◆ **REQUIRED WORK**: Reproduce the listing below exactly, minus its pictures.

◆ **ENTRIES SUPPLIED**:
== == ==
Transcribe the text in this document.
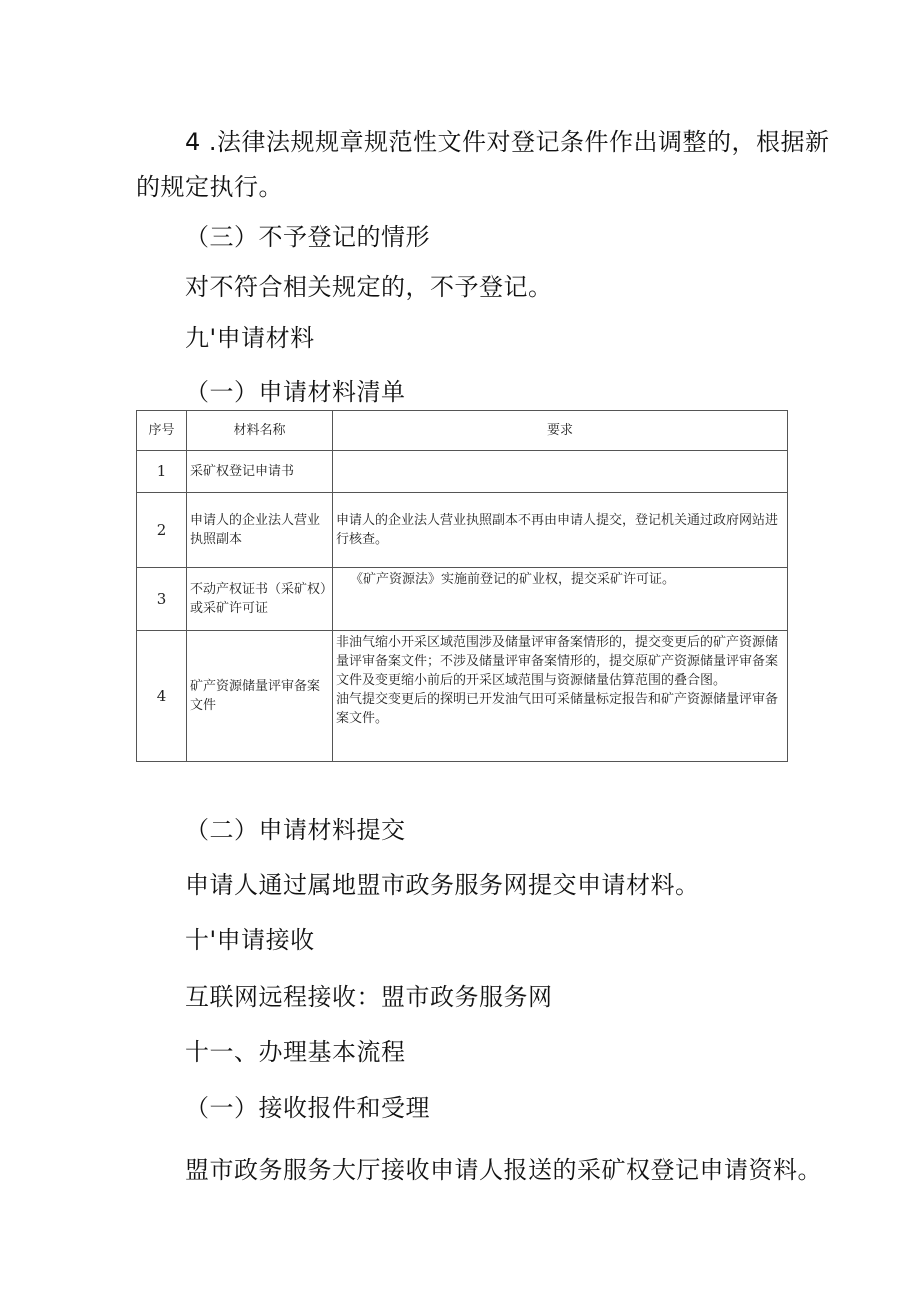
4 .法律法规规章规范性文件对登记条件作出调整的，根据新
的规定执行。
（三）不予登记的情形
对不符合相关规定的，不予登记。
九'申请材料
（一）申请材料清单
序号	材料名称	要求
1	采矿权登记申请书	

2	申请人的企业法人营业执照副本	申请人的企业法人营业执照副本不再由申请人提交，登记机关通过政府网站进行核查。

3	不动产权证书（采矿权）或采矿许可证	《矿产资源法》实施前登记的矿业权，提交采矿许可证。

4	矿产资源储量评审备案文件	非油气缩小开采区域范围涉及储量评审备案情形的，提交变更后的矿产资源储量评审备案文件；不涉及储量评审备案情形的，提交原矿产资源储量评审备案文件及变更缩小前后的开采区域范围与资源储量估算范围的叠合图。
油气提交变更后的探明已开发油气田可采储量标定报告和矿产资源储量评审备案文件。
（二）申请材料提交
申请人通过属地盟市政务服务网提交申请材料。
十'申请接收
互联网远程接收：盟市政务服务网
十一、办理基本流程
（一）接收报件和受理
盟市政务服务大厅接收申请人报送的采矿权登记申请资料。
== == ==
◆ **CORRECT RESPONSE**:
Transcribe the text in this document.
4 .法律法规规章规范性文件对登记条件作出调整的，根据新
的规定执行。
（三）不予登记的情形
对不符合相关规定的，不予登记。
九'申请材料
（一）申请材料清单
序号	材料名称	要求
1	采矿权登记申请书	

2	申请人的企业法人营业执照副本	申请人的企业法人营业执照副本不再由申请人提交，登记机关通过政府网站进行核查。

3	不动产权证书（采矿权）或采矿许可证	《矿产资源法》实施前登记的矿业权，提交采矿许可证。

4	矿产资源储量评审备案文件	非油气缩小开采区域范围涉及储量评审备案情形的，提交变更后的矿产资源储量评审备案文件；不涉及储量评审备案情形的，提交原矿产资源储量评审备案文件及变更缩小前后的开采区域范围与资源储量估算范围的叠合图。
油气提交变更后的探明已开发油气田可采储量标定报告和矿产资源储量评审备案文件。
（二）申请材料提交
申请人通过属地盟市政务服务网提交申请材料。
十'申请接收
互联网远程接收：盟市政务服务网
十一、办理基本流程
（一）接收报件和受理
盟市政务服务大厅接收申请人报送的采矿权登记申请资料。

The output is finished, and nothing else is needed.